Aim
Give the number of lines in the listing that hold the word "JSON". Write nothing but that number.

Exercise materials
★ ★ ★ ★ ★ ★ ★

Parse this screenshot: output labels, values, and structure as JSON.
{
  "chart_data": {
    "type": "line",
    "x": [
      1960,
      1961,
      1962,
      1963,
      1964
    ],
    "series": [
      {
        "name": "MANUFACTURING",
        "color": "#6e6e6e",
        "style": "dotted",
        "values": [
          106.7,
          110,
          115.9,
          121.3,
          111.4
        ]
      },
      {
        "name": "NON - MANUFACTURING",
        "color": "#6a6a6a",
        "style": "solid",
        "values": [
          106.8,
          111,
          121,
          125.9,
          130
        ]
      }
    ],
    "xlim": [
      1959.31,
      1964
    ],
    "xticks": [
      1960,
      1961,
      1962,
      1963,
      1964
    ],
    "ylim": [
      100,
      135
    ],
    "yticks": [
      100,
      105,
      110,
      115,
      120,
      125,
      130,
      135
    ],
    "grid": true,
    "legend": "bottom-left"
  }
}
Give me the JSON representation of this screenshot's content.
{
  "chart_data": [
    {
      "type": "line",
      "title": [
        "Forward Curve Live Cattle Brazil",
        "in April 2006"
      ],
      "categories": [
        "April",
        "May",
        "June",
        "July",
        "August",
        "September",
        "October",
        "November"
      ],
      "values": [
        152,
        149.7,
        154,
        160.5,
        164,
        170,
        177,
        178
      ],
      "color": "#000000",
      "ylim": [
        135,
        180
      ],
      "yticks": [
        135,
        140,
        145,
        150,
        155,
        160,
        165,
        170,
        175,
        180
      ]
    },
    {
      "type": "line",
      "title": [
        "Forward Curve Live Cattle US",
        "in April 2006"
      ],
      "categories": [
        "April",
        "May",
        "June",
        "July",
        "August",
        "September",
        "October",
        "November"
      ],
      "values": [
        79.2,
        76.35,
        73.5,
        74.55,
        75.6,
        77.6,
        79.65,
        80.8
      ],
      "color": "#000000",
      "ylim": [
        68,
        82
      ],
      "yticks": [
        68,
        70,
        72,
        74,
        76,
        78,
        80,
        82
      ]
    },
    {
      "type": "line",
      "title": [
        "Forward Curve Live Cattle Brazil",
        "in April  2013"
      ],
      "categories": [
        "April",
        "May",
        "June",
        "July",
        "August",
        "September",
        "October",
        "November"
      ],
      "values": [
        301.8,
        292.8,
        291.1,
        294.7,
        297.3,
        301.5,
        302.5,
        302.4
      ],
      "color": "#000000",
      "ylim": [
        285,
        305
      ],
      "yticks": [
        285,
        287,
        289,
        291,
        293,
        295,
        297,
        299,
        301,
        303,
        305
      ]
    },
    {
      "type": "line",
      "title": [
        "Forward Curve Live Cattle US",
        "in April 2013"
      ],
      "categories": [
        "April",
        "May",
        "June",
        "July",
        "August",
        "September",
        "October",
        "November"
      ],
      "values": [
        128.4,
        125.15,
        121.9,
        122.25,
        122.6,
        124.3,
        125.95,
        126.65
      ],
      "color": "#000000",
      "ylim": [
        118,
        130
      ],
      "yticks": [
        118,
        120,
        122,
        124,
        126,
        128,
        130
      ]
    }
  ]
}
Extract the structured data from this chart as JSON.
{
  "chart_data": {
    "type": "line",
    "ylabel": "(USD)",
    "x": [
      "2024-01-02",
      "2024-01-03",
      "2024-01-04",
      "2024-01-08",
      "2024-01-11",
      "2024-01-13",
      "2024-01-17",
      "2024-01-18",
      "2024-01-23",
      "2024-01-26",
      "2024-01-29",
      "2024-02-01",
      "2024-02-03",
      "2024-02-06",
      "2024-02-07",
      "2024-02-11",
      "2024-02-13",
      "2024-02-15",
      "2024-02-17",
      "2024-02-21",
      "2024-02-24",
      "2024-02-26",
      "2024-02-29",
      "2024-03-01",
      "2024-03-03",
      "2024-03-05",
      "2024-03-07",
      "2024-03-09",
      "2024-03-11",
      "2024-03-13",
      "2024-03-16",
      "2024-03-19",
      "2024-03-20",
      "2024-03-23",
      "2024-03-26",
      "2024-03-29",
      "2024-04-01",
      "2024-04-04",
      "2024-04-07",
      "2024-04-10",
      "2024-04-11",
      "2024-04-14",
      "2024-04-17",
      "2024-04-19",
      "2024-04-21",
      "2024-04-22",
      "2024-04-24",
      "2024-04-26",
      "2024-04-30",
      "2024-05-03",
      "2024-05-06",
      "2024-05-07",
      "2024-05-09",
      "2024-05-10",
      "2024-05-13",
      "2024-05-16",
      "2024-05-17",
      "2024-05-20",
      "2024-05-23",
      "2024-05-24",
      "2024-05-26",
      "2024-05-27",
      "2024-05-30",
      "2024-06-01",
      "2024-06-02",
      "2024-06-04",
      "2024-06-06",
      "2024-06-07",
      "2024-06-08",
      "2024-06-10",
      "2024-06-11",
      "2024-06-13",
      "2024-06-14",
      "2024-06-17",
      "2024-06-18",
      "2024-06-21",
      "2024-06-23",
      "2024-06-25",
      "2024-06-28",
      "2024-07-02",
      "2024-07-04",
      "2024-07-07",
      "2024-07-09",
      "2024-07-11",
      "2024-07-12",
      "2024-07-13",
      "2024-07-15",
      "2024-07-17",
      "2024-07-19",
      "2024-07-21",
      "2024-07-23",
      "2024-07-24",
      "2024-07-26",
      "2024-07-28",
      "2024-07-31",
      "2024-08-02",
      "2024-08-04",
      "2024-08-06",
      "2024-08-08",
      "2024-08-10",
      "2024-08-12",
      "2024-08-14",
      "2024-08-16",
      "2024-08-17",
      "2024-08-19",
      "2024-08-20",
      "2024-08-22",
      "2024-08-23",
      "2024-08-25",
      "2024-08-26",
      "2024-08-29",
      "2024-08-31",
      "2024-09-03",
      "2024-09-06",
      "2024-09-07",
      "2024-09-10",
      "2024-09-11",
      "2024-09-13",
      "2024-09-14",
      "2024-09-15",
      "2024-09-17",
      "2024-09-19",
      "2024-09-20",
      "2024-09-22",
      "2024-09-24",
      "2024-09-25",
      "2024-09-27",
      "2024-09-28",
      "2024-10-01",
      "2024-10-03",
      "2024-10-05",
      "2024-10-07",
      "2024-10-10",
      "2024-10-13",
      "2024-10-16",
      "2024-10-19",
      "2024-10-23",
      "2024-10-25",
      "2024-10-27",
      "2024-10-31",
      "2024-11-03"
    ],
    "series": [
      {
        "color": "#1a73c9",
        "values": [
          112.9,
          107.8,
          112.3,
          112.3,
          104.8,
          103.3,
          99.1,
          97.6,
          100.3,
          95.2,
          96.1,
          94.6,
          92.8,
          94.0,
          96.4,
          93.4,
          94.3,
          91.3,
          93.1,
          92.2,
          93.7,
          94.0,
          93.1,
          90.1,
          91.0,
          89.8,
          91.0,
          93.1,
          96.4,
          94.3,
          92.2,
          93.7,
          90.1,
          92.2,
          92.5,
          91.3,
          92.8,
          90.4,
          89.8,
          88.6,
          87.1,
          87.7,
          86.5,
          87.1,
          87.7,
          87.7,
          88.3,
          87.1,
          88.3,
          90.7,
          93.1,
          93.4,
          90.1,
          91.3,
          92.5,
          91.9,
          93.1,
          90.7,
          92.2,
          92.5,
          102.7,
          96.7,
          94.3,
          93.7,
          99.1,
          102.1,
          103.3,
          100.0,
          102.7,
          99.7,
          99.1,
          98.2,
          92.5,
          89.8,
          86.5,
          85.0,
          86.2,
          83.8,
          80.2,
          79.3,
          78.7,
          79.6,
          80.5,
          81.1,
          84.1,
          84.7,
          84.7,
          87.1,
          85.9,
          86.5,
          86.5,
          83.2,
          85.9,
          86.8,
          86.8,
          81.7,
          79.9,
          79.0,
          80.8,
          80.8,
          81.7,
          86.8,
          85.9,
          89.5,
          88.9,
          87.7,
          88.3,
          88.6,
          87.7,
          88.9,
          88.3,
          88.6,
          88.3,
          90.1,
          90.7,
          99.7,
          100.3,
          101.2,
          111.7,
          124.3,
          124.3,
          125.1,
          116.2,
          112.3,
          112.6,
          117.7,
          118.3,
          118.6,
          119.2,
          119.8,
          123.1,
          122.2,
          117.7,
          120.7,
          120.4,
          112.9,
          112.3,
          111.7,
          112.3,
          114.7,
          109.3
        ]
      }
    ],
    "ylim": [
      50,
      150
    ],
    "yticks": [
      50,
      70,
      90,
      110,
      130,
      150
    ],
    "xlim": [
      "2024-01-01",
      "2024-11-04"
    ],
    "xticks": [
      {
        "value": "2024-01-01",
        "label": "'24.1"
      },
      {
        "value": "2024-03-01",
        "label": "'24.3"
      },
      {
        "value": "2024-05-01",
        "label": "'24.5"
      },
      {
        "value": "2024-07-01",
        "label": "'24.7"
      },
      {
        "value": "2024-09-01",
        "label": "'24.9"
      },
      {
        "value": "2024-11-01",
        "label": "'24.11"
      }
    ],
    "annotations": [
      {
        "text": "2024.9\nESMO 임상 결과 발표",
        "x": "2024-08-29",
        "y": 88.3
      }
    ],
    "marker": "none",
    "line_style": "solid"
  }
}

★ ★ ★ ★ ★ ★ ★

Task response
3